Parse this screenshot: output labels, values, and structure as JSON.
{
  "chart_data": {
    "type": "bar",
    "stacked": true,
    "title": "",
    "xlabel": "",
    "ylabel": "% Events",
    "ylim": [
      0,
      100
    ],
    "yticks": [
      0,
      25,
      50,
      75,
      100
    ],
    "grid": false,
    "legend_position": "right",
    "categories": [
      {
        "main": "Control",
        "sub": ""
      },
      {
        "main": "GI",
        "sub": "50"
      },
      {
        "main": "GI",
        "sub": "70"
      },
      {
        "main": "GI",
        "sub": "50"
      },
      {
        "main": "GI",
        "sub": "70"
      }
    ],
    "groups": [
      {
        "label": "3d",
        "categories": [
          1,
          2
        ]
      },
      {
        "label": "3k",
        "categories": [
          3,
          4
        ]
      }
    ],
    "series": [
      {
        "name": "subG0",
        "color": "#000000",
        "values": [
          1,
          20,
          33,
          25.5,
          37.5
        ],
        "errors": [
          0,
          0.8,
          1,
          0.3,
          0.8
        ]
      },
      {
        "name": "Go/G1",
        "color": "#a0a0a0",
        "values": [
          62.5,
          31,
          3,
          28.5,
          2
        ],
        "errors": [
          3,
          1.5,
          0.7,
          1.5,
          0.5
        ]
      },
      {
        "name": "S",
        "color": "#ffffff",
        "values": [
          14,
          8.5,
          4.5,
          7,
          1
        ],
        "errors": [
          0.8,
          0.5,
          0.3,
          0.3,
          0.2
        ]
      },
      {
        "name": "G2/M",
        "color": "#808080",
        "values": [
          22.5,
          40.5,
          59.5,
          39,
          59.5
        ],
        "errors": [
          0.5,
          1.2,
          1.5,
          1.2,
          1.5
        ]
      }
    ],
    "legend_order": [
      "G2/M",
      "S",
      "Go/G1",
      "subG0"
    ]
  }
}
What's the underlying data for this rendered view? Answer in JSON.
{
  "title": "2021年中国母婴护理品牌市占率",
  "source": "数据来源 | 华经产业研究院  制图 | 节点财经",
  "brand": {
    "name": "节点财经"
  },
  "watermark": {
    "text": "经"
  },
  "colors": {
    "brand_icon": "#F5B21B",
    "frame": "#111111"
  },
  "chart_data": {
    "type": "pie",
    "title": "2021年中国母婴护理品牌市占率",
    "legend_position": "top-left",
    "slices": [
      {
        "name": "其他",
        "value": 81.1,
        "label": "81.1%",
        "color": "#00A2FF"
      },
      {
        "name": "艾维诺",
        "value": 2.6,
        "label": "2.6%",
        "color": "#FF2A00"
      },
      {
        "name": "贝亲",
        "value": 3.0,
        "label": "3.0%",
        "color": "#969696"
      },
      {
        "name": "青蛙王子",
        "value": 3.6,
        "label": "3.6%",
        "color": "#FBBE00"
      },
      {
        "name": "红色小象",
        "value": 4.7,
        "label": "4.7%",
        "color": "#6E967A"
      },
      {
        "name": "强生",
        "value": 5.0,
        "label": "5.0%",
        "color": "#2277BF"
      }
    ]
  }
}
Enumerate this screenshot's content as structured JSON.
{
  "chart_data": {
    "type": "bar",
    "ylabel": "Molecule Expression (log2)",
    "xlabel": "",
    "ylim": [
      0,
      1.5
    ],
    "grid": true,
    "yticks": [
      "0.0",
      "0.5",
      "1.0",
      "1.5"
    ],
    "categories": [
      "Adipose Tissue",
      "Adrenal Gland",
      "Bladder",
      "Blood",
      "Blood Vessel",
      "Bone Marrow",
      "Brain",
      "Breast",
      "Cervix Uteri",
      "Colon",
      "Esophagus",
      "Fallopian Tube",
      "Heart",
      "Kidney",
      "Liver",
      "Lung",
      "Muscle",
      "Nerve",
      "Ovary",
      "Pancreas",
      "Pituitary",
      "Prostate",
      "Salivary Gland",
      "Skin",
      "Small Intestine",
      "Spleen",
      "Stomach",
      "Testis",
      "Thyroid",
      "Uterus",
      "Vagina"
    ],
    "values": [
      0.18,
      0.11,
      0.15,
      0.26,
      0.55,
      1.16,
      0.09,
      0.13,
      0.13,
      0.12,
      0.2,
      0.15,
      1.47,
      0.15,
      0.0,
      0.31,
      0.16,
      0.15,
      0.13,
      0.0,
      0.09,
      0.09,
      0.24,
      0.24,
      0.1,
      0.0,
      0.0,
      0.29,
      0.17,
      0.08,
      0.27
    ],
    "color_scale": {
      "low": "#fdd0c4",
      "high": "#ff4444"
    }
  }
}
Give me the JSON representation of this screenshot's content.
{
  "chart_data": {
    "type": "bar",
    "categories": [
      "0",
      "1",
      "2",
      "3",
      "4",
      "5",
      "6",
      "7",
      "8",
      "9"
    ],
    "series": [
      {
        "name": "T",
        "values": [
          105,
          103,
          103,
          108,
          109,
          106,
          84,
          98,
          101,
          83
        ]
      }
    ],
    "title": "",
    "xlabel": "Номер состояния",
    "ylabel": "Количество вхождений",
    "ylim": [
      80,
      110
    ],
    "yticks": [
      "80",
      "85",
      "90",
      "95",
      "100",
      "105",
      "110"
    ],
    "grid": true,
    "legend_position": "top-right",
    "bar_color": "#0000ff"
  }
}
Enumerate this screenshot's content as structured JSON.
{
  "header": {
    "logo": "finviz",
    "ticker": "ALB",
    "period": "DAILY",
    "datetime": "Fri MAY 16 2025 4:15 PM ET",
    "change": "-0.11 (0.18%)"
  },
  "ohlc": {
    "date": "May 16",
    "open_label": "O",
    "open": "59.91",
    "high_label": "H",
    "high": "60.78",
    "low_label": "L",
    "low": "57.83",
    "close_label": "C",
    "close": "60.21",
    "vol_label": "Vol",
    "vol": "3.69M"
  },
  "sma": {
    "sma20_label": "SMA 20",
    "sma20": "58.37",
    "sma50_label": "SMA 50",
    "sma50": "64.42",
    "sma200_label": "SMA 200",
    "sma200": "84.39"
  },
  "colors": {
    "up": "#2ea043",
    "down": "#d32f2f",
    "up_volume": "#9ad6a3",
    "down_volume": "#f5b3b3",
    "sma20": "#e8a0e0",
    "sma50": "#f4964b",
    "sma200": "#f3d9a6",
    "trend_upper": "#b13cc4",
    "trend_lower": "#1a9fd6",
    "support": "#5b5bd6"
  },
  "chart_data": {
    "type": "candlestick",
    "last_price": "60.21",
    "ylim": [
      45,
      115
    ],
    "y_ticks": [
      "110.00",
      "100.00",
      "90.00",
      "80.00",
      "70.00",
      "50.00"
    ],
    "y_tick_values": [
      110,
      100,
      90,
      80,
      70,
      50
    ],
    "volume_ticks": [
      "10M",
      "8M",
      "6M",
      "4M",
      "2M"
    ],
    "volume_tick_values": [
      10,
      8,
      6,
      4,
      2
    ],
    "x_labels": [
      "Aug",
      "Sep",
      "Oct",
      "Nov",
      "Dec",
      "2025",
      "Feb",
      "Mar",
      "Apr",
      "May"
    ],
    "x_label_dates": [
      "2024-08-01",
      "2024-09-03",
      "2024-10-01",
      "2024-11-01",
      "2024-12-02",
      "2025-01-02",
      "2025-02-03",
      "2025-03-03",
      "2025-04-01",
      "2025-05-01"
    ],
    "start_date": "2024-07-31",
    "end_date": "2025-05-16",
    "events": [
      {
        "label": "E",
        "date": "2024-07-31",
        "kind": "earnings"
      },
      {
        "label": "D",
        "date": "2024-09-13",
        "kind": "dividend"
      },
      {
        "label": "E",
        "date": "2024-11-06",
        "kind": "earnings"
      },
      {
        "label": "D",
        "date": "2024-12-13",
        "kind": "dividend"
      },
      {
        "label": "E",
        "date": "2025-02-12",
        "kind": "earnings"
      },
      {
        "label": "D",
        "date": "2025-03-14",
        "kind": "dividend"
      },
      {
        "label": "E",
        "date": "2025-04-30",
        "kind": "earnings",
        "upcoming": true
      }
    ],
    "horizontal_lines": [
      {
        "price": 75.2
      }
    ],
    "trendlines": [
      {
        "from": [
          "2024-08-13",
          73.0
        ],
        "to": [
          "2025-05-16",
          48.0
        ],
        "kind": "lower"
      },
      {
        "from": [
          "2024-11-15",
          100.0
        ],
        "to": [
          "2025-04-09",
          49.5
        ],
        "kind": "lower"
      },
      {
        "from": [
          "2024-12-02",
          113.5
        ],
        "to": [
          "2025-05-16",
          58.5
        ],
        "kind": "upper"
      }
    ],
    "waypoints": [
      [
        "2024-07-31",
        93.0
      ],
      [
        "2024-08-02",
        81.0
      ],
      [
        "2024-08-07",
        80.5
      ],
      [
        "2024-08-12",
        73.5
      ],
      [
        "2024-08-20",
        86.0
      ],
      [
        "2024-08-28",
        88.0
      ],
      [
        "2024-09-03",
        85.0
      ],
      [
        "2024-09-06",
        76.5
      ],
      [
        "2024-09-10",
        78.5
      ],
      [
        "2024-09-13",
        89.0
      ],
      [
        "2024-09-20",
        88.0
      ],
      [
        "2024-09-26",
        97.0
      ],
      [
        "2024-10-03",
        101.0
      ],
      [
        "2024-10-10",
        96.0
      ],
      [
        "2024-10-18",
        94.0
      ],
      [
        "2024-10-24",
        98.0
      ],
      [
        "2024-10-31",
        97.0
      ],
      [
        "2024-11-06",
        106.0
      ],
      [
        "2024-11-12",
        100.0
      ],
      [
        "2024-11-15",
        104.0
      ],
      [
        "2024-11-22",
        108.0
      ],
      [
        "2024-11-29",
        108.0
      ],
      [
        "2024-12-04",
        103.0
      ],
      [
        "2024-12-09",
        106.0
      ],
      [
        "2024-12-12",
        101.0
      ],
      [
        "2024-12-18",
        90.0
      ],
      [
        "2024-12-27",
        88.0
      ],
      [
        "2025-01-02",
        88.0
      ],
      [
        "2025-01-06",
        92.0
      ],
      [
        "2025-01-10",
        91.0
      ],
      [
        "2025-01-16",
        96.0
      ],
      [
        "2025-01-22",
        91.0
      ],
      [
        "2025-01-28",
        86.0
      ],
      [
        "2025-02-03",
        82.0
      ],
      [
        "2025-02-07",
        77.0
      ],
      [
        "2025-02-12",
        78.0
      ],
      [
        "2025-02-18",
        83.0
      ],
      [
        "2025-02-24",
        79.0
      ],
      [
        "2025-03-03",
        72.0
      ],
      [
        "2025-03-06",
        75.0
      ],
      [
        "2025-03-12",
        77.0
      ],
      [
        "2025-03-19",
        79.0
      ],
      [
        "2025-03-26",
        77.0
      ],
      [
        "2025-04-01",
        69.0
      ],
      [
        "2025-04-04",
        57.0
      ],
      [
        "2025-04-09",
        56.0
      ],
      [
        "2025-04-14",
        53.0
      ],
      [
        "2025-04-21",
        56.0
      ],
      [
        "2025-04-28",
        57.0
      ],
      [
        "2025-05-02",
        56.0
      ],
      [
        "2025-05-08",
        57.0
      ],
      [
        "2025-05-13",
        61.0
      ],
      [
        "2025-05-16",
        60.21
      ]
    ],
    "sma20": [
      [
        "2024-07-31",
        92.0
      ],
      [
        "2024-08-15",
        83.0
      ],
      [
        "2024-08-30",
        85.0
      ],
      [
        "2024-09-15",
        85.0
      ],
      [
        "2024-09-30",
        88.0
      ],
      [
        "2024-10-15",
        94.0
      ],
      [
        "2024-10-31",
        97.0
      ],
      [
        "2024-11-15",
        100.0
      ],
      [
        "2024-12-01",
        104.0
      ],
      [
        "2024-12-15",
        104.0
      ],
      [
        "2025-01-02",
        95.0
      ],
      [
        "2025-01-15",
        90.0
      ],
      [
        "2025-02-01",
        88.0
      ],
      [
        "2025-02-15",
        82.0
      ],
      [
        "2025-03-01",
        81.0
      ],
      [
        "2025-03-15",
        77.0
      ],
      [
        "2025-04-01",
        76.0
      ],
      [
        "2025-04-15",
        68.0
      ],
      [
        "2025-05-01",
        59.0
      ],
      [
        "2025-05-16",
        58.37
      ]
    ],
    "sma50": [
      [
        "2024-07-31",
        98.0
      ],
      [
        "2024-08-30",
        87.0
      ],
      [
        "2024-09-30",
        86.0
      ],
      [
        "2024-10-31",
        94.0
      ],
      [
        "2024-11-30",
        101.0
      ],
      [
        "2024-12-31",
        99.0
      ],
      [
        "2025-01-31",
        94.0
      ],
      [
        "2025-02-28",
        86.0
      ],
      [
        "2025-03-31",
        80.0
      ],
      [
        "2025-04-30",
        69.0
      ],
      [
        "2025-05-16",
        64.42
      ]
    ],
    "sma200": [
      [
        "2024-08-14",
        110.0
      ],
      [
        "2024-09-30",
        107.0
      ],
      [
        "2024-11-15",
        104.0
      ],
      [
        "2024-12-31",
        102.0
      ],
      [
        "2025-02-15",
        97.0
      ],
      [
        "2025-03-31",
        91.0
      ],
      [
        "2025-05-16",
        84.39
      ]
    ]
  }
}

What is being asked: Examine the entries and report how many of their lines contain the string "right", giving no more than the number.

Full output: 2